--- start of Records provided ---

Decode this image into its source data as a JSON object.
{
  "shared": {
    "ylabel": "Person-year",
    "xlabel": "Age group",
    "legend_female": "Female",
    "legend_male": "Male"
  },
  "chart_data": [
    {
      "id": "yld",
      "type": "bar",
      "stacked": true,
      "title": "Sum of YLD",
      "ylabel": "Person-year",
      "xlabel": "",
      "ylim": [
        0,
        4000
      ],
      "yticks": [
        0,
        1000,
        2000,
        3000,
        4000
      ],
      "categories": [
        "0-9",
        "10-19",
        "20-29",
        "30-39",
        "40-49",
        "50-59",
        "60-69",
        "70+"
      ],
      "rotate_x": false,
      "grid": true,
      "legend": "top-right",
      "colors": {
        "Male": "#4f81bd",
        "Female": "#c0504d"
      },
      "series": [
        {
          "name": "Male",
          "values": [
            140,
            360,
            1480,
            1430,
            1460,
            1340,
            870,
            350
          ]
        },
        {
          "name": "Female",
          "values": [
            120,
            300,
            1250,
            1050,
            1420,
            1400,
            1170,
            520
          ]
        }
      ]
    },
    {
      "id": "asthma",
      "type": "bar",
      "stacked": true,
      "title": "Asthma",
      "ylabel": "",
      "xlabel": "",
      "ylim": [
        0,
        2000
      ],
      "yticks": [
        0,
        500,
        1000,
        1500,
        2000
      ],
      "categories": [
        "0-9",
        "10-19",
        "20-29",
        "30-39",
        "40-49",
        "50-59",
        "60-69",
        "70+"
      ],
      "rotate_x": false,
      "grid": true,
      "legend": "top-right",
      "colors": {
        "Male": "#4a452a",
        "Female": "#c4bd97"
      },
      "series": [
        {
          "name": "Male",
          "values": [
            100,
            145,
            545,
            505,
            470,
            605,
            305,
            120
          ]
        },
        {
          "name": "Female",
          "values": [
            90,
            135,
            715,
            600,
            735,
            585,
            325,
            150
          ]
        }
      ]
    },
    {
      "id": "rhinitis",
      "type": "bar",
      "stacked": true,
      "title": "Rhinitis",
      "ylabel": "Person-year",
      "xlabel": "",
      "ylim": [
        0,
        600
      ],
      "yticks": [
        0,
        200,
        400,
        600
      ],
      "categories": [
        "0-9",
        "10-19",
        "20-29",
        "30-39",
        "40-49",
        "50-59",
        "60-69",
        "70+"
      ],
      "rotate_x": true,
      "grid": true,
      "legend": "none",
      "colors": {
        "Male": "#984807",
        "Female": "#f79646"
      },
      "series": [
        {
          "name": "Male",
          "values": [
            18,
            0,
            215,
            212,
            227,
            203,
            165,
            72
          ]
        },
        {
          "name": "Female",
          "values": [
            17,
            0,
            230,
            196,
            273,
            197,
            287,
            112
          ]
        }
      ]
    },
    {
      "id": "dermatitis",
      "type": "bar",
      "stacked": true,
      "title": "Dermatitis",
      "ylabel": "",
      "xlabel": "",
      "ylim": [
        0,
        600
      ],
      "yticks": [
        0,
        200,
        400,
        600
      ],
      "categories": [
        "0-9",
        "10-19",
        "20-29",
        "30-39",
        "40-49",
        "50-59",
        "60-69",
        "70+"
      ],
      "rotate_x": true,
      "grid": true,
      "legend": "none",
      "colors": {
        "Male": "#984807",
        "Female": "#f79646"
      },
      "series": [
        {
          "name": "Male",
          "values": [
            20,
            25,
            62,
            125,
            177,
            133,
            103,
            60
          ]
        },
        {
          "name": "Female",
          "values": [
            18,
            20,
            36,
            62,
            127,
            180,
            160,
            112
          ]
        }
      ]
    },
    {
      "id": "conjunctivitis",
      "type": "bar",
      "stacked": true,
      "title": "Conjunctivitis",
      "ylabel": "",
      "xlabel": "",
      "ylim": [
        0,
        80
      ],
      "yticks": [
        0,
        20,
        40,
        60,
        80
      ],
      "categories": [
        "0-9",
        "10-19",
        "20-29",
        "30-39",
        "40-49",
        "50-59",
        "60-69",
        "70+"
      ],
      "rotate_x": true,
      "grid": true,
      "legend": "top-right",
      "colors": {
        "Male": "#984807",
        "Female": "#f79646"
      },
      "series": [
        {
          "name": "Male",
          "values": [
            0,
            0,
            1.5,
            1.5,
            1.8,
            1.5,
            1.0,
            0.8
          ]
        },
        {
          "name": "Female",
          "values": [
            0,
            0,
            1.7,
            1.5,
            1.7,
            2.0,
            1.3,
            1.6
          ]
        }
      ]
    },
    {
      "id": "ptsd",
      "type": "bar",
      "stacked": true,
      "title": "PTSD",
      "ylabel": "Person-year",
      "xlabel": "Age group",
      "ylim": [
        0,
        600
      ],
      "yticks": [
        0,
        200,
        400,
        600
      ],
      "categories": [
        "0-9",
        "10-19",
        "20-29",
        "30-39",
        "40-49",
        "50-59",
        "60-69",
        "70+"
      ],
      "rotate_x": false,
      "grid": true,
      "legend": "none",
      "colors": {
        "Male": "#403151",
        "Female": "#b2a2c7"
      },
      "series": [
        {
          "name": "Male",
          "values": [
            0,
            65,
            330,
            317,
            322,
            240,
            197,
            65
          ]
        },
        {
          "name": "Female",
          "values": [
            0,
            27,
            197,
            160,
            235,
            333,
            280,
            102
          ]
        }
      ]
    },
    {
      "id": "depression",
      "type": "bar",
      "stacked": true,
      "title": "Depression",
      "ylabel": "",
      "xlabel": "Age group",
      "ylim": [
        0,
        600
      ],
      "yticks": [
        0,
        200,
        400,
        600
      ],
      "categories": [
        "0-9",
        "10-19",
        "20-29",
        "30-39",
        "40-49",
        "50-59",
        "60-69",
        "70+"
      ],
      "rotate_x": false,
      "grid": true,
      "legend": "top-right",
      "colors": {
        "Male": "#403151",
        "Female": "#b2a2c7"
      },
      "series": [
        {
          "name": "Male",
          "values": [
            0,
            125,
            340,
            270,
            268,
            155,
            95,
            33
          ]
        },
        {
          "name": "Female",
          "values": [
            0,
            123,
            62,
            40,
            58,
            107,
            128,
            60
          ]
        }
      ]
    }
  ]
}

--- end of Records provided ---

[Your instructions] Return the listing above word for word.

[Task solution]
Decode this image into its source data as a JSON object.
{
  "shared": {
    "ylabel": "Person-year",
    "xlabel": "Age group",
    "legend_female": "Female",
    "legend_male": "Male"
  },
  "chart_data": [
    {
      "id": "yld",
      "type": "bar",
      "stacked": true,
      "title": "Sum of YLD",
      "ylabel": "Person-year",
      "xlabel": "",
      "ylim": [
        0,
        4000
      ],
      "yticks": [
        0,
        1000,
        2000,
        3000,
        4000
      ],
      "categories": [
        "0-9",
        "10-19",
        "20-29",
        "30-39",
        "40-49",
        "50-59",
        "60-69",
        "70+"
      ],
      "rotate_x": false,
      "grid": true,
      "legend": "top-right",
      "colors": {
        "Male": "#4f81bd",
        "Female": "#c0504d"
      },
      "series": [
        {
          "name": "Male",
          "values": [
            140,
            360,
            1480,
            1430,
            1460,
            1340,
            870,
            350
          ]
        },
        {
          "name": "Female",
          "values": [
            120,
            300,
            1250,
            1050,
            1420,
            1400,
            1170,
            520
          ]
        }
      ]
    },
    {
      "id": "asthma",
      "type": "bar",
      "stacked": true,
      "title": "Asthma",
      "ylabel": "",
      "xlabel": "",
      "ylim": [
        0,
        2000
      ],
      "yticks": [
        0,
        500,
        1000,
        1500,
        2000
      ],
      "categories": [
        "0-9",
        "10-19",
        "20-29",
        "30-39",
        "40-49",
        "50-59",
        "60-69",
        "70+"
      ],
      "rotate_x": false,
      "grid": true,
      "legend": "top-right",
      "colors": {
        "Male": "#4a452a",
        "Female": "#c4bd97"
      },
      "series": [
        {
          "name": "Male",
          "values": [
            100,
            145,
            545,
            505,
            470,
            605,
            305,
            120
          ]
        },
        {
          "name": "Female",
          "values": [
            90,
            135,
            715,
            600,
            735,
            585,
            325,
            150
          ]
        }
      ]
    },
    {
      "id": "rhinitis",
      "type": "bar",
      "stacked": true,
      "title": "Rhinitis",
      "ylabel": "Person-year",
      "xlabel": "",
      "ylim": [
        0,
        600
      ],
      "yticks": [
        0,
        200,
        400,
        600
      ],
      "categories": [
        "0-9",
        "10-19",
        "20-29",
        "30-39",
        "40-49",
        "50-59",
        "60-69",
        "70+"
      ],
      "rotate_x": true,
      "grid": true,
      "legend": "none",
      "colors": {
        "Male": "#984807",
        "Female": "#f79646"
      },
      "series": [
        {
          "name": "Male",
          "values": [
            18,
            0,
            215,
            212,
            227,
            203,
            165,
            72
          ]
        },
        {
          "name": "Female",
          "values": [
            17,
            0,
            230,
            196,
            273,
            197,
            287,
            112
          ]
        }
      ]
    },
    {
      "id": "dermatitis",
      "type": "bar",
      "stacked": true,
      "title": "Dermatitis",
      "ylabel": "",
      "xlabel": "",
      "ylim": [
        0,
        600
      ],
      "yticks": [
        0,
        200,
        400,
        600
      ],
      "categories": [
        "0-9",
        "10-19",
        "20-29",
        "30-39",
        "40-49",
        "50-59",
        "60-69",
        "70+"
      ],
      "rotate_x": true,
      "grid": true,
      "legend": "none",
      "colors": {
        "Male": "#984807",
        "Female": "#f79646"
      },
      "series": [
        {
          "name": "Male",
          "values": [
            20,
            25,
            62,
            125,
            177,
            133,
            103,
            60
          ]
        },
        {
          "name": "Female",
          "values": [
            18,
            20,
            36,
            62,
            127,
            180,
            160,
            112
          ]
        }
      ]
    },
    {
      "id": "conjunctivitis",
      "type": "bar",
      "stacked": true,
      "title": "Conjunctivitis",
      "ylabel": "",
      "xlabel": "",
      "ylim": [
        0,
        80
      ],
      "yticks": [
        0,
        20,
        40,
        60,
        80
      ],
      "categories": [
        "0-9",
        "10-19",
        "20-29",
        "30-39",
        "40-49",
        "50-59",
        "60-69",
        "70+"
      ],
      "rotate_x": true,
      "grid": true,
      "legend": "top-right",
      "colors": {
        "Male": "#984807",
        "Female": "#f79646"
      },
      "series": [
        {
          "name": "Male",
          "values": [
            0,
            0,
            1.5,
            1.5,
            1.8,
            1.5,
            1.0,
            0.8
          ]
        },
        {
          "name": "Female",
          "values": [
            0,
            0,
            1.7,
            1.5,
            1.7,
            2.0,
            1.3,
            1.6
          ]
        }
      ]
    },
    {
      "id": "ptsd",
      "type": "bar",
      "stacked": true,
      "title": "PTSD",
      "ylabel": "Person-year",
      "xlabel": "Age group",
      "ylim": [
        0,
        600
      ],
      "yticks": [
        0,
        200,
        400,
        600
      ],
      "categories": [
        "0-9",
        "10-19",
        "20-29",
        "30-39",
        "40-49",
        "50-59",
        "60-69",
        "70+"
      ],
      "rotate_x": false,
      "grid": true,
      "legend": "none",
      "colors": {
        "Male": "#403151",
        "Female": "#b2a2c7"
      },
      "series": [
        {
          "name": "Male",
          "values": [
            0,
            65,
            330,
            317,
            322,
            240,
            197,
            65
          ]
        },
        {
          "name": "Female",
          "values": [
            0,
            27,
            197,
            160,
            235,
            333,
            280,
            102
          ]
        }
      ]
    },
    {
      "id": "depression",
      "type": "bar",
      "stacked": true,
      "title": "Depression",
      "ylabel": "",
      "xlabel": "Age group",
      "ylim": [
        0,
        600
      ],
      "yticks": [
        0,
        200,
        400,
        600
      ],
      "categories": [
        "0-9",
        "10-19",
        "20-29",
        "30-39",
        "40-49",
        "50-59",
        "60-69",
        "70+"
      ],
      "rotate_x": false,
      "grid": true,
      "legend": "top-right",
      "colors": {
        "Male": "#403151",
        "Female": "#b2a2c7"
      },
      "series": [
        {
          "name": "Male",
          "values": [
            0,
            125,
            340,
            270,
            268,
            155,
            95,
            33
          ]
        },
        {
          "name": "Female",
          "values": [
            0,
            123,
            62,
            40,
            58,
            107,
            128,
            60
          ]
        }
      ]
    }
  ]
}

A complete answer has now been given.